RECORDS PROVIDED:
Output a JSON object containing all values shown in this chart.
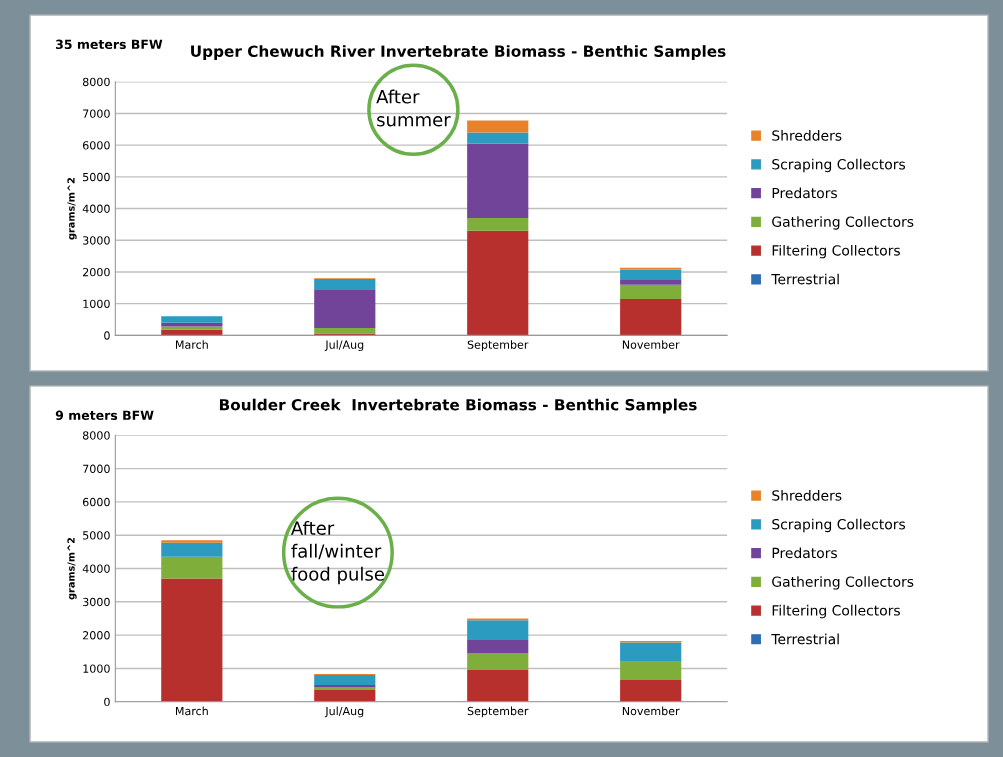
{
  "chart_data": [
    {
      "type": "bar",
      "stacked": true,
      "subtitle": "35 meters BFW",
      "title": "Upper Chewuch River Invertebrate Biomass - Benthic Samples",
      "ylabel": "grams/m^2",
      "categories": [
        "March",
        "Jul/Aug",
        "September",
        "November"
      ],
      "ylim": [
        0,
        8000
      ],
      "yticks": [
        0,
        1000,
        2000,
        3000,
        4000,
        5000,
        6000,
        7000,
        8000
      ],
      "grid": "y",
      "legend": "right",
      "annotations": [
        "After\nsummer"
      ],
      "series": [
        {
          "name": "Terrestrial",
          "color": "#2f6db5",
          "values": [
            0,
            0,
            0,
            0
          ]
        },
        {
          "name": "Filtering Collectors",
          "color": "#b8302e",
          "values": [
            180,
            60,
            3300,
            1150
          ]
        },
        {
          "name": "Gathering Collectors",
          "color": "#7fae3a",
          "values": [
            100,
            170,
            400,
            450
          ]
        },
        {
          "name": "Predators",
          "color": "#71449a",
          "values": [
            120,
            1200,
            2350,
            150
          ]
        },
        {
          "name": "Scraping Collectors",
          "color": "#2b9bbf",
          "values": [
            200,
            350,
            350,
            330
          ]
        },
        {
          "name": "Shredders",
          "color": "#e8822a",
          "values": [
            null,
            20,
            380,
            50
          ]
        }
      ]
    },
    {
      "type": "bar",
      "stacked": true,
      "subtitle": "9 meters BFW",
      "title": "Boulder Creek  Invertebrate Biomass - Benthic Samples",
      "ylabel": "grams/m^2",
      "categories": [
        "March",
        "Jul/Aug",
        "September",
        "November"
      ],
      "ylim": [
        0,
        8000
      ],
      "yticks": [
        0,
        1000,
        2000,
        3000,
        4000,
        5000,
        6000,
        7000,
        8000
      ],
      "grid": "y",
      "legend": "right",
      "annotations": [
        "After\nfall/winter\nfood pulse"
      ],
      "series": [
        {
          "name": "Terrestrial",
          "color": "#2f6db5",
          "values": [
            0,
            0,
            0,
            0
          ]
        },
        {
          "name": "Filtering Collectors",
          "color": "#b8302e",
          "values": [
            3700,
            350,
            950,
            650
          ]
        },
        {
          "name": "Gathering Collectors",
          "color": "#7fae3a",
          "values": [
            650,
            80,
            500,
            550
          ]
        },
        {
          "name": "Predators",
          "color": "#71449a",
          "values": [
            0,
            70,
            400,
            0
          ]
        },
        {
          "name": "Scraping Collectors",
          "color": "#2b9bbf",
          "values": [
            420,
            300,
            600,
            580
          ]
        },
        {
          "name": "Shredders",
          "color": "#e8822a",
          "values": [
            80,
            30,
            50,
            40
          ]
        }
      ]
    }
  ]
}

TASK DESCRIPTION:
Of the lines above, how many include the word "meters"? Reply with the number only.

EXERCISE RESPONSE:
2